Brief: Repeat the full listing, word for word.
[start]
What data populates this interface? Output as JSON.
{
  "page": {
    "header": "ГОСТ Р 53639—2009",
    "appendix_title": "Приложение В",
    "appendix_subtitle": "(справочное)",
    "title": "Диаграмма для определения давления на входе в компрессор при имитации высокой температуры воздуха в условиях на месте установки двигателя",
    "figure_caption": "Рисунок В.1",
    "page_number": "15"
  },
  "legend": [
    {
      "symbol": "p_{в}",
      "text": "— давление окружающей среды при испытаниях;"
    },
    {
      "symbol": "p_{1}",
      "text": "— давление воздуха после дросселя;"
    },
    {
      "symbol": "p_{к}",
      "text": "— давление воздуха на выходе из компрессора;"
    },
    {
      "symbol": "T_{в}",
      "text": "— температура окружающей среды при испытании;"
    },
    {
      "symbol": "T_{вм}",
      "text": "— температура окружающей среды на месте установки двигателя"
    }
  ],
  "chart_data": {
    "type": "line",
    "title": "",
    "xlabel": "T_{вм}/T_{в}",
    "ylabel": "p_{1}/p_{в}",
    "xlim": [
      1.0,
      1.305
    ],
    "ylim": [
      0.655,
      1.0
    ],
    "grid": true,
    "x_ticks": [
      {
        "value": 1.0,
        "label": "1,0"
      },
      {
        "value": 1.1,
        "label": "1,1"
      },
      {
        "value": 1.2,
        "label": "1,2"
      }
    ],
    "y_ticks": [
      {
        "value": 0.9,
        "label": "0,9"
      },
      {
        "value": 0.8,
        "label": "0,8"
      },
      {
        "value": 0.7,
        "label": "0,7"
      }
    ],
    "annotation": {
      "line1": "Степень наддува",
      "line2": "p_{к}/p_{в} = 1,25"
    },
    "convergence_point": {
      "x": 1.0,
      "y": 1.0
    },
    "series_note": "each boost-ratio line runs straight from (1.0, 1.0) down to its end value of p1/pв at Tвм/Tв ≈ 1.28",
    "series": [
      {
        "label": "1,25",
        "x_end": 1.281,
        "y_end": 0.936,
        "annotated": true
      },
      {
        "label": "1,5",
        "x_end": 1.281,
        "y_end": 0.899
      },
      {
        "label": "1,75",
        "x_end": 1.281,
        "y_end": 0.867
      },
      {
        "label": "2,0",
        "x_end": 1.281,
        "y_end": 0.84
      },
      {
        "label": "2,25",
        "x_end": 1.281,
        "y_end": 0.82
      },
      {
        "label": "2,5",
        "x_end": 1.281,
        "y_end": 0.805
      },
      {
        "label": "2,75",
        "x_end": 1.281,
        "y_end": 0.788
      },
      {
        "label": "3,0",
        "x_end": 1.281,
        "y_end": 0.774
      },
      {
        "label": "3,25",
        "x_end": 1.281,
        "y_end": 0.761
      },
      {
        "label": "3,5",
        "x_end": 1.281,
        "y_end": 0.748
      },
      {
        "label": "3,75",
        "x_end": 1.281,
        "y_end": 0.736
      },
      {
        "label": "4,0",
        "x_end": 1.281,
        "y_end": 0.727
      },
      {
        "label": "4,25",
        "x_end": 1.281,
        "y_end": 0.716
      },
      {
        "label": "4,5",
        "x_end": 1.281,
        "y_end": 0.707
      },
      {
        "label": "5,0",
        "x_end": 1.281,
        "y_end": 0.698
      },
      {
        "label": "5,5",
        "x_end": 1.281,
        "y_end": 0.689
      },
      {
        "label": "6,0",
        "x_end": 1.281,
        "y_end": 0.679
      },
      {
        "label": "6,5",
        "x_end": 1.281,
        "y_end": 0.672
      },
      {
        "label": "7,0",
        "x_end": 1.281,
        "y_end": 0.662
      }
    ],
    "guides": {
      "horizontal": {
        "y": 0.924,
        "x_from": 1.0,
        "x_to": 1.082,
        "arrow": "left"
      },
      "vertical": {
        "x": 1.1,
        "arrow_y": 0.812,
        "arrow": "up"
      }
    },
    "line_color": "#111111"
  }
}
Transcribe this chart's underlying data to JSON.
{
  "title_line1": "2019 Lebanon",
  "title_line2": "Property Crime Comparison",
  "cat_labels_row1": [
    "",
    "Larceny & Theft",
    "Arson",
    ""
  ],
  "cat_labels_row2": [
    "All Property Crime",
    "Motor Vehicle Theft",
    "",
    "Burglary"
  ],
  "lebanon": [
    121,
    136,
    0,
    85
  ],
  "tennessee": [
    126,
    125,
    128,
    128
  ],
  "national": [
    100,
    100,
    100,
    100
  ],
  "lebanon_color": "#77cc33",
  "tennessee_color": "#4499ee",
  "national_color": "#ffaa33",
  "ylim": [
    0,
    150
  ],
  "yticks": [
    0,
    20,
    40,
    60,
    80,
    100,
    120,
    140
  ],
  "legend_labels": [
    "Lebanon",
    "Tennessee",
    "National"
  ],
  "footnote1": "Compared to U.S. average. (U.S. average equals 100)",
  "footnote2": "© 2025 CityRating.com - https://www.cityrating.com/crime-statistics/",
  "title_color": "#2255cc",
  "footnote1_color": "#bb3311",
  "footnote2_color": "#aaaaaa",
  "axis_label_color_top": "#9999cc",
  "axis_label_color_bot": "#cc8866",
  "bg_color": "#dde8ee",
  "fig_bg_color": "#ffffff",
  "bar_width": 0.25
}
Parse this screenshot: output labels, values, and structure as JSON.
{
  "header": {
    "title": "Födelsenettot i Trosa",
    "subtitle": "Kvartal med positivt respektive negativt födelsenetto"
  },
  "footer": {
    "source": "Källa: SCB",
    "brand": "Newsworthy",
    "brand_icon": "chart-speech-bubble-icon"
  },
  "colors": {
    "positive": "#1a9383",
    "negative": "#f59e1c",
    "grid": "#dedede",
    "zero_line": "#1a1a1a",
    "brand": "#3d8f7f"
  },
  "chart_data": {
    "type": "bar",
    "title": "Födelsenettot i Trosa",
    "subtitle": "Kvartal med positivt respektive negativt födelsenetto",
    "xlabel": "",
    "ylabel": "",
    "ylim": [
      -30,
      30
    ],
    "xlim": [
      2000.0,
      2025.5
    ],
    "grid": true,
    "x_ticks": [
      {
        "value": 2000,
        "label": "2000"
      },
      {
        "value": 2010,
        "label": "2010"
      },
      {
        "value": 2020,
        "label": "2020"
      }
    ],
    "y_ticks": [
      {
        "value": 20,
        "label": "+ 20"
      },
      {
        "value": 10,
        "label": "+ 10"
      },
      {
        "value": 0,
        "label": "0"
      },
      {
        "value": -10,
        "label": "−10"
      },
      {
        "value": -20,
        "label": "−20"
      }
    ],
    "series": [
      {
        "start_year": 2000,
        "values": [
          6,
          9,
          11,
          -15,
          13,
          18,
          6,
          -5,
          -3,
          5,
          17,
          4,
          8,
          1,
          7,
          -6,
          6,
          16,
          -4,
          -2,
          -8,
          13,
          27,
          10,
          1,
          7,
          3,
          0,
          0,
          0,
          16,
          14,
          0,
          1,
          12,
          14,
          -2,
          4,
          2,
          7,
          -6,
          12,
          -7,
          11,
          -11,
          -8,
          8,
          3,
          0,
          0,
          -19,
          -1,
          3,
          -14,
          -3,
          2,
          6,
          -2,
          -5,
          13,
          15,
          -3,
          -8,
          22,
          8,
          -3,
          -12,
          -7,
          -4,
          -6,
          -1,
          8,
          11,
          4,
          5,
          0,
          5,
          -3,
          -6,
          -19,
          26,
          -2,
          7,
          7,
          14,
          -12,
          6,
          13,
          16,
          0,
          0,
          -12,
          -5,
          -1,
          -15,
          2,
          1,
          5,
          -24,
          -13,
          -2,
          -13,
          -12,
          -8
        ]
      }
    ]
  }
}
[end]
Correct output:
What data populates this interface? Output as JSON.
{
  "page": {
    "header": "ГОСТ Р 53639—2009",
    "appendix_title": "Приложение В",
    "appendix_subtitle": "(справочное)",
    "title": "Диаграмма для определения давления на входе в компрессор при имитации высокой температуры воздуха в условиях на месте установки двигателя",
    "figure_caption": "Рисунок В.1",
    "page_number": "15"
  },
  "legend": [
    {
      "symbol": "p_{в}",
      "text": "— давление окружающей среды при испытаниях;"
    },
    {
      "symbol": "p_{1}",
      "text": "— давление воздуха после дросселя;"
    },
    {
      "symbol": "p_{к}",
      "text": "— давление воздуха на выходе из компрессора;"
    },
    {
      "symbol": "T_{в}",
      "text": "— температура окружающей среды при испытании;"
    },
    {
      "symbol": "T_{вм}",
      "text": "— температура окружающей среды на месте установки двигателя"
    }
  ],
  "chart_data": {
    "type": "line",
    "title": "",
    "xlabel": "T_{вм}/T_{в}",
    "ylabel": "p_{1}/p_{в}",
    "xlim": [
      1.0,
      1.305
    ],
    "ylim": [
      0.655,
      1.0
    ],
    "grid": true,
    "x_ticks": [
      {
        "value": 1.0,
        "label": "1,0"
      },
      {
        "value": 1.1,
        "label": "1,1"
      },
      {
        "value": 1.2,
        "label": "1,2"
      }
    ],
    "y_ticks": [
      {
        "value": 0.9,
        "label": "0,9"
      },
      {
        "value": 0.8,
        "label": "0,8"
      },
      {
        "value": 0.7,
        "label": "0,7"
      }
    ],
    "annotation": {
      "line1": "Степень наддува",
      "line2": "p_{к}/p_{в} = 1,25"
    },
    "convergence_point": {
      "x": 1.0,
      "y": 1.0
    },
    "series_note": "each boost-ratio line runs straight from (1.0, 1.0) down to its end value of p1/pв at Tвм/Tв ≈ 1.28",
    "series": [
      {
        "label": "1,25",
        "x_end": 1.281,
        "y_end": 0.936,
        "annotated": true
      },
      {
        "label": "1,5",
        "x_end": 1.281,
        "y_end": 0.899
      },
      {
        "label": "1,75",
        "x_end": 1.281,
        "y_end": 0.867
      },
      {
        "label": "2,0",
        "x_end": 1.281,
        "y_end": 0.84
      },
      {
        "label": "2,25",
        "x_end": 1.281,
        "y_end": 0.82
      },
      {
        "label": "2,5",
        "x_end": 1.281,
        "y_end": 0.805
      },
      {
        "label": "2,75",
        "x_end": 1.281,
        "y_end": 0.788
      },
      {
        "label": "3,0",
        "x_end": 1.281,
        "y_end": 0.774
      },
      {
        "label": "3,25",
        "x_end": 1.281,
        "y_end": 0.761
      },
      {
        "label": "3,5",
        "x_end": 1.281,
        "y_end": 0.748
      },
      {
        "label": "3,75",
        "x_end": 1.281,
        "y_end": 0.736
      },
      {
        "label": "4,0",
        "x_end": 1.281,
        "y_end": 0.727
      },
      {
        "label": "4,25",
        "x_end": 1.281,
        "y_end": 0.716
      },
      {
        "label": "4,5",
        "x_end": 1.281,
        "y_end": 0.707
      },
      {
        "label": "5,0",
        "x_end": 1.281,
        "y_end": 0.698
      },
      {
        "label": "5,5",
        "x_end": 1.281,
        "y_end": 0.689
      },
      {
        "label": "6,0",
        "x_end": 1.281,
        "y_end": 0.679
      },
      {
        "label": "6,5",
        "x_end": 1.281,
        "y_end": 0.672
      },
      {
        "label": "7,0",
        "x_end": 1.281,
        "y_end": 0.662
      }
    ],
    "guides": {
      "horizontal": {
        "y": 0.924,
        "x_from": 1.0,
        "x_to": 1.082,
        "arrow": "left"
      },
      "vertical": {
        "x": 1.1,
        "arrow_y": 0.812,
        "arrow": "up"
      }
    },
    "line_color": "#111111"
  }
}
Transcribe this chart's underlying data to JSON.
{
  "title_line1": "2019 Lebanon",
  "title_line2": "Property Crime Comparison",
  "cat_labels_row1": [
    "",
    "Larceny & Theft",
    "Arson",
    ""
  ],
  "cat_labels_row2": [
    "All Property Crime",
    "Motor Vehicle Theft",
    "",
    "Burglary"
  ],
  "lebanon": [
    121,
    136,
    0,
    85
  ],
  "tennessee": [
    126,
    125,
    128,
    128
  ],
  "national": [
    100,
    100,
    100,
    100
  ],
  "lebanon_color": "#77cc33",
  "tennessee_color": "#4499ee",
  "national_color": "#ffaa33",
  "ylim": [
    0,
    150
  ],
  "yticks": [
    0,
    20,
    40,
    60,
    80,
    100,
    120,
    140
  ],
  "legend_labels": [
    "Lebanon",
    "Tennessee",
    "National"
  ],
  "footnote1": "Compared to U.S. average. (U.S. average equals 100)",
  "footnote2": "© 2025 CityRating.com - https://www.cityrating.com/crime-statistics/",
  "title_color": "#2255cc",
  "footnote1_color": "#bb3311",
  "footnote2_color": "#aaaaaa",
  "axis_label_color_top": "#9999cc",
  "axis_label_color_bot": "#cc8866",
  "bg_color": "#dde8ee",
  "fig_bg_color": "#ffffff",
  "bar_width": 0.25
}
Parse this screenshot: output labels, values, and structure as JSON.
{
  "header": {
    "title": "Födelsenettot i Trosa",
    "subtitle": "Kvartal med positivt respektive negativt födelsenetto"
  },
  "footer": {
    "source": "Källa: SCB",
    "brand": "Newsworthy",
    "brand_icon": "chart-speech-bubble-icon"
  },
  "colors": {
    "positive": "#1a9383",
    "negative": "#f59e1c",
    "grid": "#dedede",
    "zero_line": "#1a1a1a",
    "brand": "#3d8f7f"
  },
  "chart_data": {
    "type": "bar",
    "title": "Födelsenettot i Trosa",
    "subtitle": "Kvartal med positivt respektive negativt födelsenetto",
    "xlabel": "",
    "ylabel": "",
    "ylim": [
      -30,
      30
    ],
    "xlim": [
      2000.0,
      2025.5
    ],
    "grid": true,
    "x_ticks": [
      {
        "value": 2000,
        "label": "2000"
      },
      {
        "value": 2010,
        "label": "2010"
      },
      {
        "value": 2020,
        "label": "2020"
      }
    ],
    "y_ticks": [
      {
        "value": 20,
        "label": "+ 20"
      },
      {
        "value": 10,
        "label": "+ 10"
      },
      {
        "value": 0,
        "label": "0"
      },
      {
        "value": -10,
        "label": "−10"
      },
      {
        "value": -20,
        "label": "−20"
      }
    ],
    "series": [
      {
        "start_year": 2000,
        "values": [
          6,
          9,
          11,
          -15,
          13,
          18,
          6,
          -5,
          -3,
          5,
          17,
          4,
          8,
          1,
          7,
          -6,
          6,
          16,
          -4,
          -2,
          -8,
          13,
          27,
          10,
          1,
          7,
          3,
          0,
          0,
          0,
          16,
          14,
          0,
          1,
          12,
          14,
          -2,
          4,
          2,
          7,
          -6,
          12,
          -7,
          11,
          -11,
          -8,
          8,
          3,
          0,
          0,
          -19,
          -1,
          3,
          -14,
          -3,
          2,
          6,
          -2,
          -5,
          13,
          15,
          -3,
          -8,
          22,
          8,
          -3,
          -12,
          -7,
          -4,
          -6,
          -1,
          8,
          11,
          4,
          5,
          0,
          5,
          -3,
          -6,
          -19,
          26,
          -2,
          7,
          7,
          14,
          -12,
          6,
          13,
          16,
          0,
          0,
          -12,
          -5,
          -1,
          -15,
          2,
          1,
          5,
          -24,
          -13,
          -2,
          -13,
          -12,
          -8
        ]
      }
    ]
  }
}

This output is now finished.